[Element location data]
☆ ☆ ☆ ☆ ☆ ☆ ☆

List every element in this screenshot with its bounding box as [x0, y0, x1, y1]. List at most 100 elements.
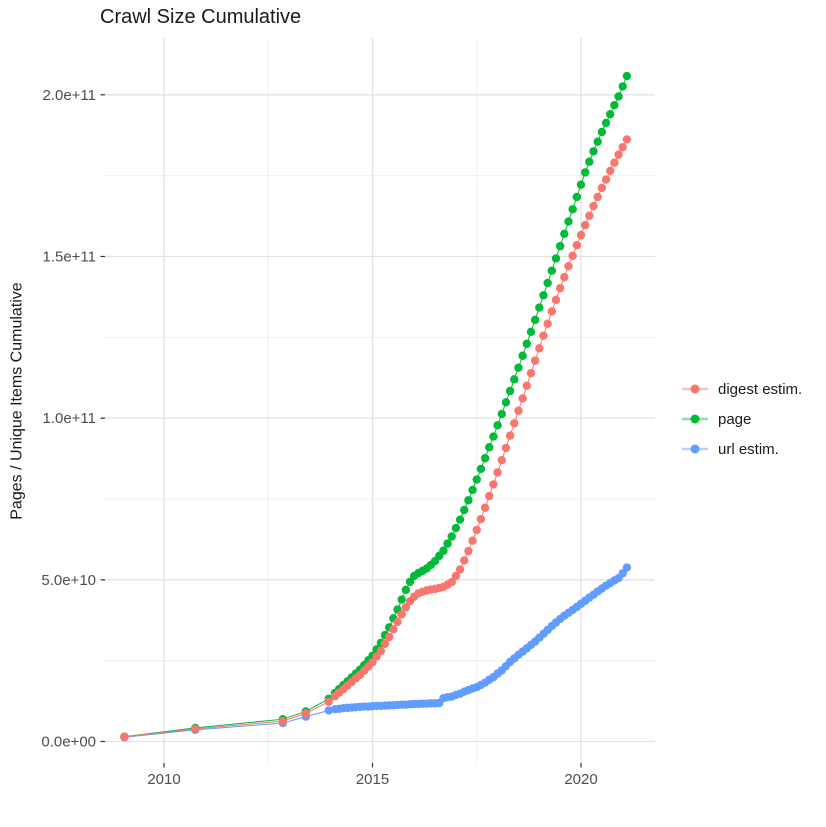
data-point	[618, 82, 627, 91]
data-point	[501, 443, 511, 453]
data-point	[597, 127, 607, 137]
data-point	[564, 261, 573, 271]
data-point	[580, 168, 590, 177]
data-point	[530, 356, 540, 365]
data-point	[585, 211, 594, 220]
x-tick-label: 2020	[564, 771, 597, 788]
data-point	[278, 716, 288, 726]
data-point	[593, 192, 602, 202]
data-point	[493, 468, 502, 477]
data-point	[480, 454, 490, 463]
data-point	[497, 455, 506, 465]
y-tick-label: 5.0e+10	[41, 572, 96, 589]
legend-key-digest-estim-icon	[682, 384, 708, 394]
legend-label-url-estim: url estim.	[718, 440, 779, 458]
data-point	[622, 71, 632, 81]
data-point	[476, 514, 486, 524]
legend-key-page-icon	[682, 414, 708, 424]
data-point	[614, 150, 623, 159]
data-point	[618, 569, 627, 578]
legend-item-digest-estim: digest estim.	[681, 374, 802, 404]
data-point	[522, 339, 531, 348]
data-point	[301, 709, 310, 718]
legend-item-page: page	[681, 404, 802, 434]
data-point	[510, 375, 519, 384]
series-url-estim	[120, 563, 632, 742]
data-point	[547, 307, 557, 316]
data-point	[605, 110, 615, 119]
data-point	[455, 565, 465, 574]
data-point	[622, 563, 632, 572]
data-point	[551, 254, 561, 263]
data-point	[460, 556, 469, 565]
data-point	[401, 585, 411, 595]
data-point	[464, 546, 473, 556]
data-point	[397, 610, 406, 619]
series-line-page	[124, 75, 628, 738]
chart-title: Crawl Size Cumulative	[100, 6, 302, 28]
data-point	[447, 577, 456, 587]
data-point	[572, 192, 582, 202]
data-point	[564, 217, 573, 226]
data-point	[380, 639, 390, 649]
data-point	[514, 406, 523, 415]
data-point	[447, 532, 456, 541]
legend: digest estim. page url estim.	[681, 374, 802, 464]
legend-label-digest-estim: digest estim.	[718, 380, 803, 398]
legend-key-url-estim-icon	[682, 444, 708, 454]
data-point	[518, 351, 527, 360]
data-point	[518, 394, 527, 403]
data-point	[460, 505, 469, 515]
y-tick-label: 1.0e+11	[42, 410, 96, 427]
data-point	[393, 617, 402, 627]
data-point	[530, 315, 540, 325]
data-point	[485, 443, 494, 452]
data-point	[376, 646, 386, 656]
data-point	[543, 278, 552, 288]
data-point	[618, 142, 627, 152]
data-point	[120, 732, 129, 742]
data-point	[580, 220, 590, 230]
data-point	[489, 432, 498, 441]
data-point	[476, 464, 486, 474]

☆ ☆ ☆ ☆ ☆ ☆ ☆

» **Your task**:
Reproduce all of the records above line for line, with no changes, but leave out the pictures.

» **Correct output**:
List every element in this screenshot with its bounding box as [x0, y0, x1, y1]. List at most 100 elements.
data-point	[618, 82, 627, 91]
data-point	[501, 443, 511, 453]
data-point	[597, 127, 607, 137]
data-point	[564, 261, 573, 271]
data-point	[580, 168, 590, 177]
data-point	[530, 356, 540, 365]
data-point	[585, 211, 594, 220]
x-tick-label: 2020	[564, 771, 597, 788]
data-point	[278, 716, 288, 726]
data-point	[593, 192, 602, 202]
data-point	[493, 468, 502, 477]
data-point	[480, 454, 490, 463]
data-point	[497, 455, 506, 465]
y-tick-label: 5.0e+10	[41, 572, 96, 589]
legend-key-digest-estim-icon	[682, 384, 708, 394]
legend-label-url-estim: url estim.	[718, 440, 779, 458]
data-point	[622, 71, 632, 81]
data-point	[476, 514, 486, 524]
legend-key-page-icon	[682, 414, 708, 424]
data-point	[614, 150, 623, 159]
data-point	[618, 569, 627, 578]
legend-item-digest-estim: digest estim.	[681, 374, 802, 404]
data-point	[522, 339, 531, 348]
data-point	[301, 709, 310, 718]
legend-item-page: page	[681, 404, 802, 434]
data-point	[510, 375, 519, 384]
series-url-estim	[120, 563, 632, 742]
data-point	[547, 307, 557, 316]
data-point	[605, 110, 615, 119]
data-point	[455, 565, 465, 574]
data-point	[622, 563, 632, 572]
data-point	[551, 254, 561, 263]
data-point	[460, 556, 469, 565]
data-point	[401, 585, 411, 595]
data-point	[464, 546, 473, 556]
data-point	[397, 610, 406, 619]
series-line-page	[124, 75, 628, 738]
chart-title: Crawl Size Cumulative	[100, 6, 302, 28]
data-point	[447, 577, 456, 587]
data-point	[572, 192, 582, 202]
data-point	[564, 217, 573, 226]
data-point	[380, 639, 390, 649]
data-point	[514, 406, 523, 415]
data-point	[447, 532, 456, 541]
legend: digest estim. page url estim.	[681, 374, 802, 464]
legend-label-digest-estim: digest estim.	[718, 380, 803, 398]
legend-key-url-estim-icon	[682, 444, 708, 454]
data-point	[518, 351, 527, 360]
data-point	[518, 394, 527, 403]
data-point	[460, 505, 469, 515]
y-tick-label: 1.0e+11	[42, 410, 96, 427]
data-point	[393, 617, 402, 627]
data-point	[530, 315, 540, 325]
data-point	[485, 443, 494, 452]
data-point	[376, 646, 386, 656]
data-point	[543, 278, 552, 288]
data-point	[618, 142, 627, 152]
data-point	[120, 732, 129, 742]
data-point	[580, 220, 590, 230]
data-point	[489, 432, 498, 441]
data-point	[476, 464, 486, 474]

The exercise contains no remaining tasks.